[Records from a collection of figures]
[BEGIN]
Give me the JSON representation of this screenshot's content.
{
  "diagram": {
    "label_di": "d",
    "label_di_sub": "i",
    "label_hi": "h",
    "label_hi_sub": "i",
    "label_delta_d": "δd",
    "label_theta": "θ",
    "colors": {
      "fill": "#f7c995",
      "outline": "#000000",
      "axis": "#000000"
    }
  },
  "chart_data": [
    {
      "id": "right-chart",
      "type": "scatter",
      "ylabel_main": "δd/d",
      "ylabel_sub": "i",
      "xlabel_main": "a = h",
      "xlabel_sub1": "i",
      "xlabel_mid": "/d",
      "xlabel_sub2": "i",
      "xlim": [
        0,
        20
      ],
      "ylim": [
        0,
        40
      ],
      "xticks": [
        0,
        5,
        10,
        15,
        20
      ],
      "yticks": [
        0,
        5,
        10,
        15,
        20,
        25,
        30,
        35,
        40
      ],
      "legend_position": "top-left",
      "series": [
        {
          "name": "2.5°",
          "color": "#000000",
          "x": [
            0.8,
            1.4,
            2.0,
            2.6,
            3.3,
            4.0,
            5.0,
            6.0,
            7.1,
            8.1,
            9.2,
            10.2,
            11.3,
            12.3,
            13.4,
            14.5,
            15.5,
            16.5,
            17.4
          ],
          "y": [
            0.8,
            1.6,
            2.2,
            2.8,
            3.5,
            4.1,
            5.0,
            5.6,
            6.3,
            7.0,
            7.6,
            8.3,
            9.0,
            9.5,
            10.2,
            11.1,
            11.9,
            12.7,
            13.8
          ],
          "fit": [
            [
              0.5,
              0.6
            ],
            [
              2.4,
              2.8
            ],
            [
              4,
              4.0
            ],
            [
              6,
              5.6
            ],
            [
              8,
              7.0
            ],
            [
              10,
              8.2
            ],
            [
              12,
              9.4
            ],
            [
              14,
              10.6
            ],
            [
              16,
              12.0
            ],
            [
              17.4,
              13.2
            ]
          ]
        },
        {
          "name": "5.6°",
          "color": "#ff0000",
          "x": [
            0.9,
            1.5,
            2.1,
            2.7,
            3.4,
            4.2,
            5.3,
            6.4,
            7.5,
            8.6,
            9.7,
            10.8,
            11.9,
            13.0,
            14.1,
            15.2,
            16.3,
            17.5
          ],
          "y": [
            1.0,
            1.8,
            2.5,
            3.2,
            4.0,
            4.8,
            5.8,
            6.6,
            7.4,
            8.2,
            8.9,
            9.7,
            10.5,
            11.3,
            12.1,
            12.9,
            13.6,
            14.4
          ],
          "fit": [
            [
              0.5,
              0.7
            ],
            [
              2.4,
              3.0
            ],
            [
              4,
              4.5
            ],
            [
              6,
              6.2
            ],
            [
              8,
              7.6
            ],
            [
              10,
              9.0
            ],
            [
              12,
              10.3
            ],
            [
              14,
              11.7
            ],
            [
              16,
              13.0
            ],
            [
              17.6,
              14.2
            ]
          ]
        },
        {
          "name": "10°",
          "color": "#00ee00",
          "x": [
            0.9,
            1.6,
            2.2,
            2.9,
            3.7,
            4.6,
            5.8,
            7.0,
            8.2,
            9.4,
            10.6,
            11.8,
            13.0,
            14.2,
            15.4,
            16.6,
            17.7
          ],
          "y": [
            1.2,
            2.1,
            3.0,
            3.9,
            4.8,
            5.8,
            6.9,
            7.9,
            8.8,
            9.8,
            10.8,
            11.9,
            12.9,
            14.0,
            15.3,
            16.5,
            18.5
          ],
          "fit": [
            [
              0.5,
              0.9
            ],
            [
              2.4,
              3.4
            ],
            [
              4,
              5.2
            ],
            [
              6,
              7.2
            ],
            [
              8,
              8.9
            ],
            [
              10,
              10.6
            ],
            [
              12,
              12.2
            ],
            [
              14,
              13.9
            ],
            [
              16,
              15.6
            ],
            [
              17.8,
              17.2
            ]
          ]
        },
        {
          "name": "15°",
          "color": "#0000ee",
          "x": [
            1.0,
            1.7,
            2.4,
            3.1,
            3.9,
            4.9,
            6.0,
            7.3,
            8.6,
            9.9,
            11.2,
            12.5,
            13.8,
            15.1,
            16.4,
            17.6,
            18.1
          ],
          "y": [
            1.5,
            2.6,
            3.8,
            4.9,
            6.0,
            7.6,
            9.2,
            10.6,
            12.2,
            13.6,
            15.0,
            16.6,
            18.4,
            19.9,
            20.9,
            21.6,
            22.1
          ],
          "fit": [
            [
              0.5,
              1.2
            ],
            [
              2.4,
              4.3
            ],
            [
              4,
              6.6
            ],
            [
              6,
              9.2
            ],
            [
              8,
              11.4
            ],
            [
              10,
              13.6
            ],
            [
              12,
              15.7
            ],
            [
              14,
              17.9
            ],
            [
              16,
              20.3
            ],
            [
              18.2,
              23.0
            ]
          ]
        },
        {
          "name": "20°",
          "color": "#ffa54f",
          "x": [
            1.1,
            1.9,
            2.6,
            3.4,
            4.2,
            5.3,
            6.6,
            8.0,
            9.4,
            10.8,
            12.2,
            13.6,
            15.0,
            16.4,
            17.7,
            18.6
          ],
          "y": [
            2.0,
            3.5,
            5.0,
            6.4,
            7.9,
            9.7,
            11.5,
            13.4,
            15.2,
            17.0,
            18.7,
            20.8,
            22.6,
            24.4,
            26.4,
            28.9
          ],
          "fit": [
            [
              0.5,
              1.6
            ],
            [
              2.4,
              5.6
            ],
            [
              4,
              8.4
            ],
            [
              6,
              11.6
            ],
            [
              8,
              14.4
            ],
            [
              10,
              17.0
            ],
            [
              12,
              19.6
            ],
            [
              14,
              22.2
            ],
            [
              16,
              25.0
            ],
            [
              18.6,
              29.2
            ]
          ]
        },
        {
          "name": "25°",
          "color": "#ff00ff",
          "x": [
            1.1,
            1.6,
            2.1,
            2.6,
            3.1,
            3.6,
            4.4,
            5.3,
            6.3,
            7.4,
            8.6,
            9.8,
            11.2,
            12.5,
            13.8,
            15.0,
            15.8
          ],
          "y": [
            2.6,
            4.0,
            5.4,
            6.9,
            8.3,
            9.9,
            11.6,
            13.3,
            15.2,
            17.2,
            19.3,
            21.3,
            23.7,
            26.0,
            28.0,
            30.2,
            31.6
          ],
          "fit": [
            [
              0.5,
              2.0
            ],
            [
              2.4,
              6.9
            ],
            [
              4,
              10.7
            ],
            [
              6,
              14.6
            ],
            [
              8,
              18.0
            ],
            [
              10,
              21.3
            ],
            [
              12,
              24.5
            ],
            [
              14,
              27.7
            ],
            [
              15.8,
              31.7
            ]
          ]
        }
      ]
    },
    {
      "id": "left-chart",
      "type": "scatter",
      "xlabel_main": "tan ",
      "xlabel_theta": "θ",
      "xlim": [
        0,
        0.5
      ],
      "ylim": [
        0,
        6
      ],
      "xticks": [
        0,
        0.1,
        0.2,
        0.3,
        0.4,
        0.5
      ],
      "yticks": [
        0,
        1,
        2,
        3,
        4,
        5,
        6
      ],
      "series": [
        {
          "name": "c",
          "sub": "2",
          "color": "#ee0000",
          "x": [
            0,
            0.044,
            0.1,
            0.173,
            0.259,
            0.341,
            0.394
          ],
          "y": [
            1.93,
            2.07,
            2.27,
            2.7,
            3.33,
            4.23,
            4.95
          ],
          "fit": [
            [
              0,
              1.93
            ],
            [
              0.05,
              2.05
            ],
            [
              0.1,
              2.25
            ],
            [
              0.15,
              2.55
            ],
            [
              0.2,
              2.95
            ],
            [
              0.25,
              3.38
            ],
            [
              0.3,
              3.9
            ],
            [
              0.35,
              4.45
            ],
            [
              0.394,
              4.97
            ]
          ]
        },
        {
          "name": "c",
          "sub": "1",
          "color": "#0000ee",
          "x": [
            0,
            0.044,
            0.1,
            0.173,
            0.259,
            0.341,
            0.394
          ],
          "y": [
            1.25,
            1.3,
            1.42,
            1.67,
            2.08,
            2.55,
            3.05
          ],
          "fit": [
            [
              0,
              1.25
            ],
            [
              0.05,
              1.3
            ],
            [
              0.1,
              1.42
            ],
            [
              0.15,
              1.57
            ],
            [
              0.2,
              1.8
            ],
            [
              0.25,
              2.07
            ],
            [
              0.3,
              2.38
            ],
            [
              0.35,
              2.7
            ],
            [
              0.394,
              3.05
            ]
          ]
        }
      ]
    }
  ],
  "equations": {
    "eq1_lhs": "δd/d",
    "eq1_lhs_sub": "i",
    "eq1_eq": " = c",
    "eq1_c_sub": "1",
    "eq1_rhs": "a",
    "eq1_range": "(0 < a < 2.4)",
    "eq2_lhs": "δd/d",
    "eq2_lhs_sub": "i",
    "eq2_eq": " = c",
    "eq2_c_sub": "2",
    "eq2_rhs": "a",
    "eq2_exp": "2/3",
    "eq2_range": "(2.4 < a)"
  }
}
[END]
## [Goal]
Only lines with the word "left" are wanted, so copy each one from the records.

## [Solution below]
      "legend_position": "top-left",
      "id": "left-chart",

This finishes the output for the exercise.